■ **What the exercise asks**
Quote each line of the material verbatim, without the pictures.

----------------

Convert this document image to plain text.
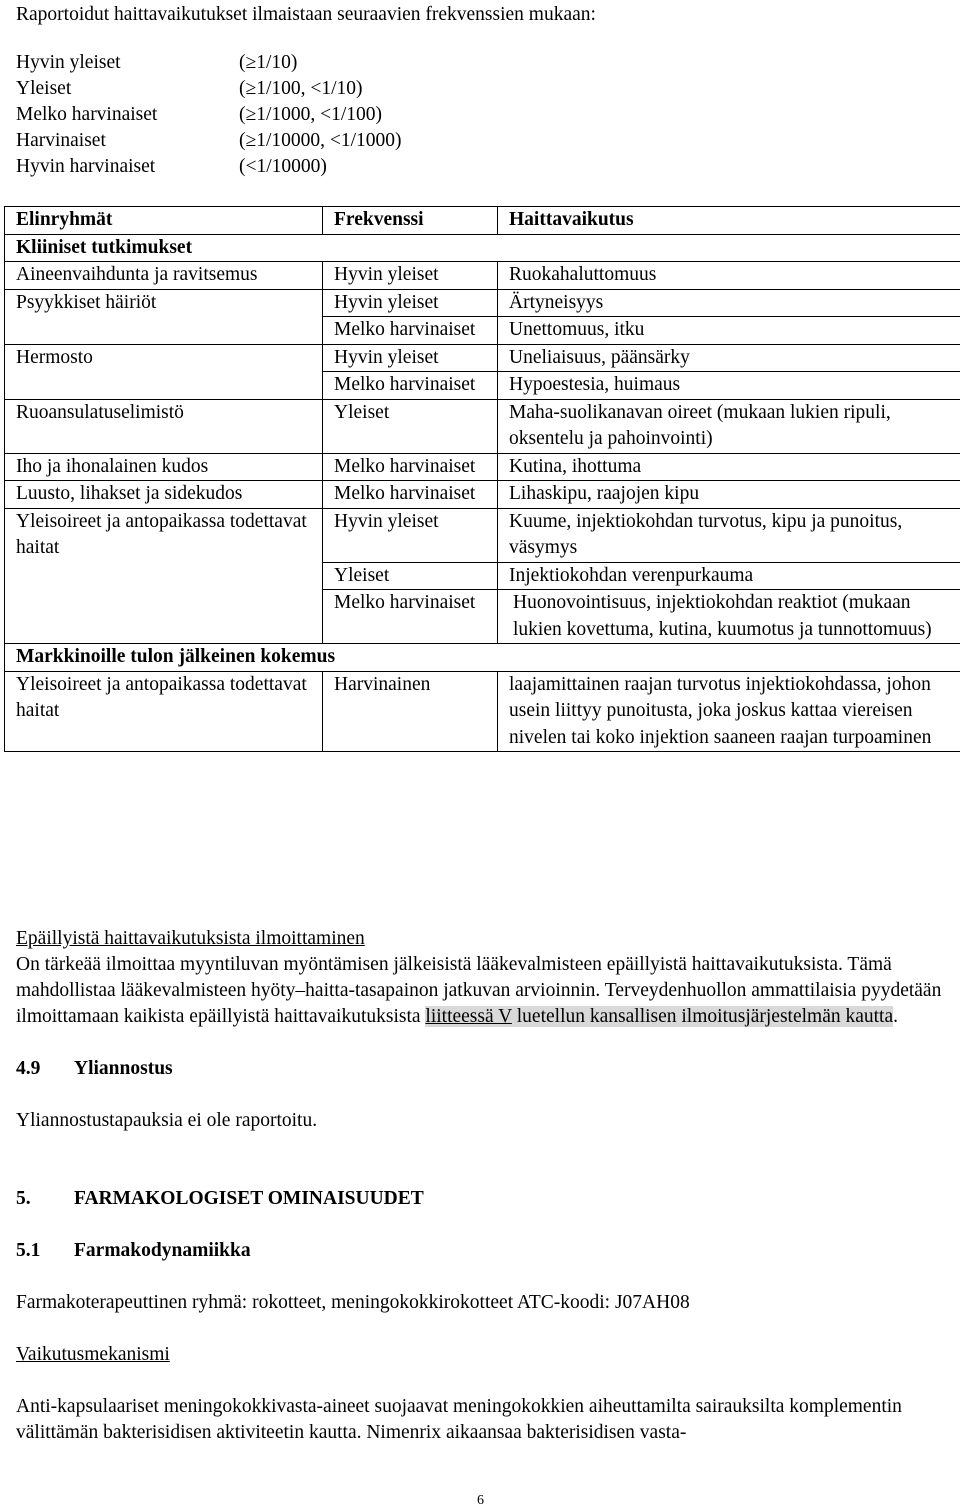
Raportoidut haittavaikutukset ilmaistaan seuraavien frekvenssien mukaan:

Hyvin yleiset	(≥1/10)
Yleiset	(≥1/100, <1/10)
Melko harvinaiset	(≥1/1000, <1/100)
Harvinaiset	(≥1/10000, <1/1000)
Hyvin harvinaiset	(<1/10000)
Elinryhmät	Frekvenssi	Haittavaikutus
Kliiniset tutkimukset		
Aineenvaihdunta ja ravitsemus	Hyvin yleiset	Ruokahaluttomuus
Psyykkiset häiriöt	Hyvin yleiset	Ärtyneisyys
	Melko harvinaiset	Unettomuus, itku
Hermosto	Hyvin yleiset	Uneliaisuus, päänsärky
	Melko harvinaiset	Hypoestesia, huimaus
Ruoansulatuselimistö	Yleiset	Maha-suolikanavan oireet (mukaan lukien ripuli, oksentelu ja pahoinvointi)
Iho ja ihonalainen kudos	Melko harvinaiset	Kutina, ihottuma
Luusto, lihakset ja sidekudos	Melko harvinaiset	Lihaskipu, raajojen kipu
Yleisoireet ja antopaikassa todettavat haitat	Hyvin yleiset	Kuume, injektiokohdan turvotus, kipu ja punoitus, väsymys
	Yleiset	Injektiokohdan verenpurkauma
	Melko harvinaiset	Huonovointisuus, injektiokohdan reaktiot (mukaan lukien kovettuma, kutina, kuumotus ja tunnottomuus)
Markkinoille tulon jälkeinen kokemus		
Yleisoireet ja antopaikassa todettavat haitat	Harvinainen	laajamittainen raajan turvotus injektiokohdassa, johon usein liittyy punoitusta, joka joskus kattaa viereisen nivelen tai koko injektion saaneen raajan turpoaminen

Epäillyistä haittavaikutuksista ilmoittaminen

On tärkeää ilmoittaa myyntiluvan myöntämisen jälkeisistä lääkevalmisteen epäillyistä haittavaikutuksista. Tämä mahdollistaa lääkevalmisteen hyöty–haitta-tasapainon jatkuvan arvioinnin. Terveydenhuollon ammattilaisia pyydetään ilmoittamaan kaikista epäillyistä haittavaikutuksista liitteessä V luetellun kansallisen ilmoitusjärjestelmän kautta.

4.9	Yliannostus

Yliannostustapauksia ei ole raportoitu.

5.	FARMAKOLOGISET OMINAISUUDET

5.1	Farmakodynamiikka

Farmakoterapeuttinen ryhmä: rokotteet, meningokokkirokotteet ATC-koodi: J07AH08

Vaikutusmekanismi

Anti-kapsulaariset meningokokkivasta-aineet suojaavat meningokokkien aiheuttamilta sairauksilta komplementin välittämän bakterisidisen aktiviteetin kautta. Nimenrix aikaansaa bakterisidisen vasta-

6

----------------

■ **Exercise result**
Convert this document image to plain text.
Raportoidut haittavaikutukset ilmaistaan seuraavien frekvenssien mukaan:

Hyvin yleiset	(≥1/10)
Yleiset	(≥1/100, <1/10)
Melko harvinaiset	(≥1/1000, <1/100)
Harvinaiset	(≥1/10000, <1/1000)
Hyvin harvinaiset	(<1/10000)
Elinryhmät	Frekvenssi	Haittavaikutus
Kliiniset tutkimukset		
Aineenvaihdunta ja ravitsemus	Hyvin yleiset	Ruokahaluttomuus
Psyykkiset häiriöt	Hyvin yleiset	Ärtyneisyys
	Melko harvinaiset	Unettomuus, itku
Hermosto	Hyvin yleiset	Uneliaisuus, päänsärky
	Melko harvinaiset	Hypoestesia, huimaus
Ruoansulatuselimistö	Yleiset	Maha-suolikanavan oireet (mukaan lukien ripuli, oksentelu ja pahoinvointi)
Iho ja ihonalainen kudos	Melko harvinaiset	Kutina, ihottuma
Luusto, lihakset ja sidekudos	Melko harvinaiset	Lihaskipu, raajojen kipu
Yleisoireet ja antopaikassa todettavat haitat	Hyvin yleiset	Kuume, injektiokohdan turvotus, kipu ja punoitus, väsymys
	Yleiset	Injektiokohdan verenpurkauma
	Melko harvinaiset	Huonovointisuus, injektiokohdan reaktiot (mukaan lukien kovettuma, kutina, kuumotus ja tunnottomuus)
Markkinoille tulon jälkeinen kokemus		
Yleisoireet ja antopaikassa todettavat haitat	Harvinainen	laajamittainen raajan turvotus injektiokohdassa, johon usein liittyy punoitusta, joka joskus kattaa viereisen nivelen tai koko injektion saaneen raajan turpoaminen

Epäillyistä haittavaikutuksista ilmoittaminen

On tärkeää ilmoittaa myyntiluvan myöntämisen jälkeisistä lääkevalmisteen epäillyistä haittavaikutuksista. Tämä mahdollistaa lääkevalmisteen hyöty–haitta-tasapainon jatkuvan arvioinnin. Terveydenhuollon ammattilaisia pyydetään ilmoittamaan kaikista epäillyistä haittavaikutuksista liitteessä V luetellun kansallisen ilmoitusjärjestelmän kautta.

4.9	Yliannostus

Yliannostustapauksia ei ole raportoitu.

5.	FARMAKOLOGISET OMINAISUUDET

5.1	Farmakodynamiikka

Farmakoterapeuttinen ryhmä: rokotteet, meningokokkirokotteet ATC-koodi: J07AH08

Vaikutusmekanismi

Anti-kapsulaariset meningokokkivasta-aineet suojaavat meningokokkien aiheuttamilta sairauksilta komplementin välittämän bakterisidisen aktiviteetin kautta. Nimenrix aikaansaa bakterisidisen vasta-

6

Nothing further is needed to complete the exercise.